Stored records
● ● ●
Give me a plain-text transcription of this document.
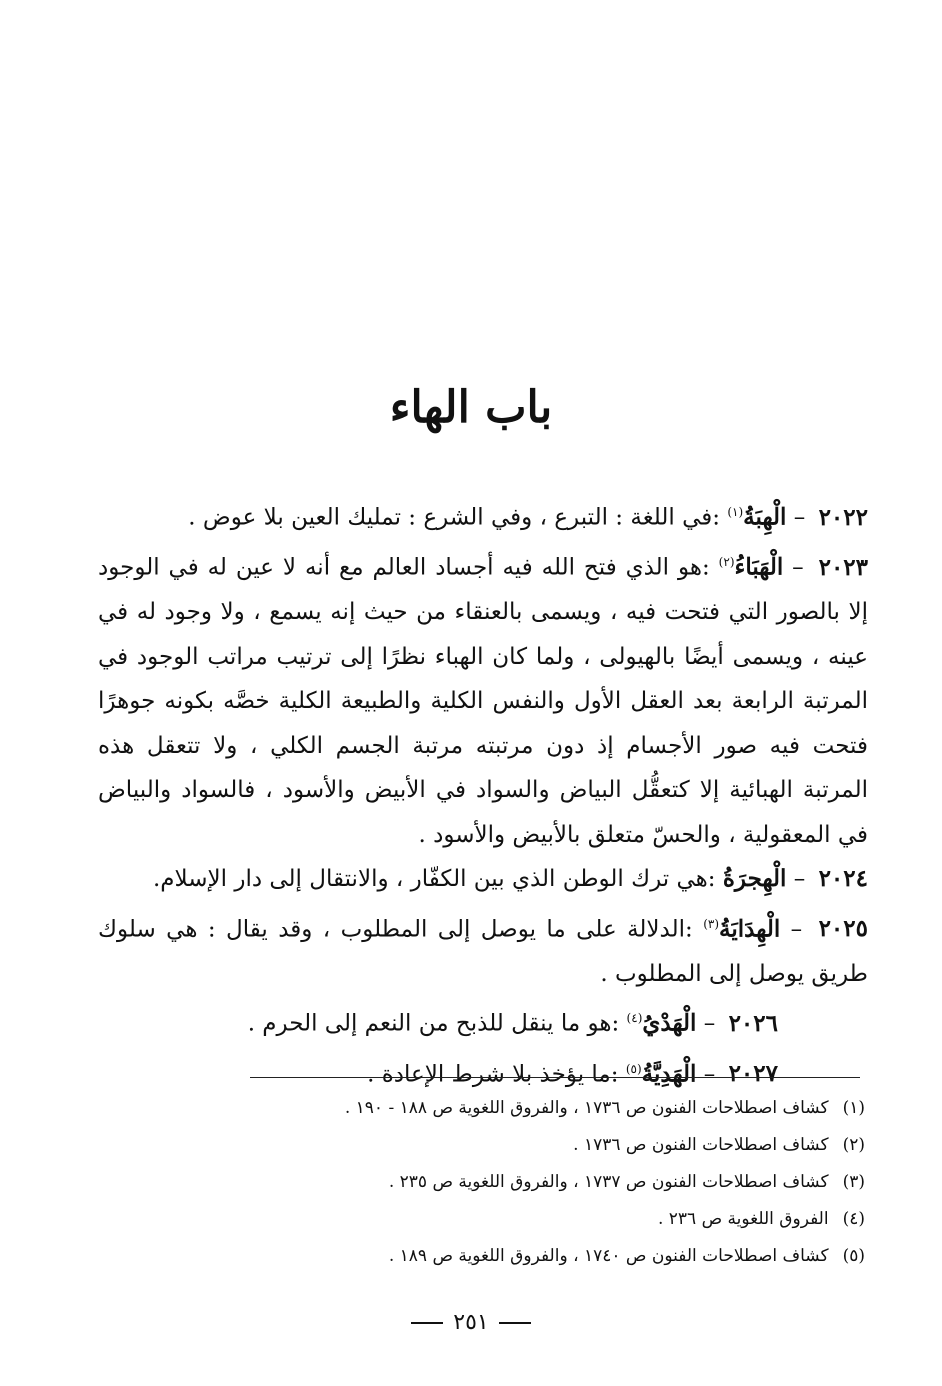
باب الهاء

٢٠٢٢ – الْهِبَةُ$^{(١)}$ :في اللغة : التبرع ، وفي الشرع : تمليك العين بلا عوض .

٢٠٢٣ – الْهَبَاءُ$^{(٢)}$ :هو الذي فتح الله فيه أجساد العالم مع أنه لا عين له في الوجود إلا بالصور التي فتحت فيه ، ويسمى بالعنقاء من حيث إنه يسمع ، ولا وجود له في عينه ، ويسمى أيضًا بالهيولى ، ولما كان الهباء نظرًا إلى ترتيب مراتب الوجود في المرتبة الرابعة بعد العقل الأول والنفس الكلية والطبيعة الكلية خصَّه بكونه جوهرًا فتحت فيه صور الأجسام إذ دون مرتبته مرتبة الجسم الكلي ، ولا تتعقل هذه المرتبة الهبائية إلا كتعقُّل البياض والسواد في الأبيض والأسود ، فالسواد والبياض في المعقولية ، والحسّ متعلق بالأبيض والأسود .

٢٠٢٤ – الْهِجرَةُ :هي ترك الوطن الذي بين الكفّار ، والانتقال إلى دار الإسلام.

٢٠٢٥ – الْهِدَايَةُ$^{(٣)}$ :الدلالة على ما يوصل إلى المطلوب ، وقد يقال : هي سلوك طريق يوصل إلى المطلوب .

٢٠٢٦ – الْهَدْيُ$^{(٤)}$ :هو ما ينقل للذبح من النعم إلى الحرم .

٢٠٢٧ – الْهَدِيَّةُ$^{(٥)}$ :ما يؤخذ بلا شرط الإعادة .

(١)كشاف اصطلاحات الفنون ص ١٧٣٦ ، والفروق اللغوية ص ١٨٨ - ١٩٠ .
(٢)كشاف اصطلاحات الفنون ص ١٧٣٦ .
(٣)كشاف اصطلاحات الفنون ص ١٧٣٧ ، والفروق اللغوية ص ٢٣٥ .
(٤)الفروق اللغوية ص ٢٣٦ .
(٥)كشاف اصطلاحات الفنون ص ١٧٤٠ ، والفروق اللغوية ص ١٨٩ .
٢٥١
● ● ●
→ **Written exercise**: Return each full line of the entries that contains the word "الذي".

→ **Response**:
٢٠٢٣ – الْهَبَاءُ$^{(٢)}$ :هو الذي فتح الله فيه أجساد العالم مع أنه لا عين له في الوجود إلا بالصور التي فتحت فيه ، ويسمى بالعنقاء من حيث إنه يسمع ، ولا وجود له في عينه ، ويسمى أيضًا بالهيولى ، ولما كان الهباء نظرًا إلى ترتيب مراتب الوجود في المرتبة الرابعة بعد العقل الأول والنفس الكلية والطبيعة الكلية خصَّه بكونه جوهرًا فتحت فيه صور الأجسام إذ دون مرتبته مرتبة الجسم الكلي ، ولا تتعقل هذه المرتبة الهبائية إلا كتعقُّل البياض والسواد في الأبيض والأسود ، فالسواد والبياض في المعقولية ، والحسّ متعلق بالأبيض والأسود .
٢٠٢٤ – الْهِجرَةُ :هي ترك الوطن الذي بين الكفّار ، والانتقال إلى دار الإسلام.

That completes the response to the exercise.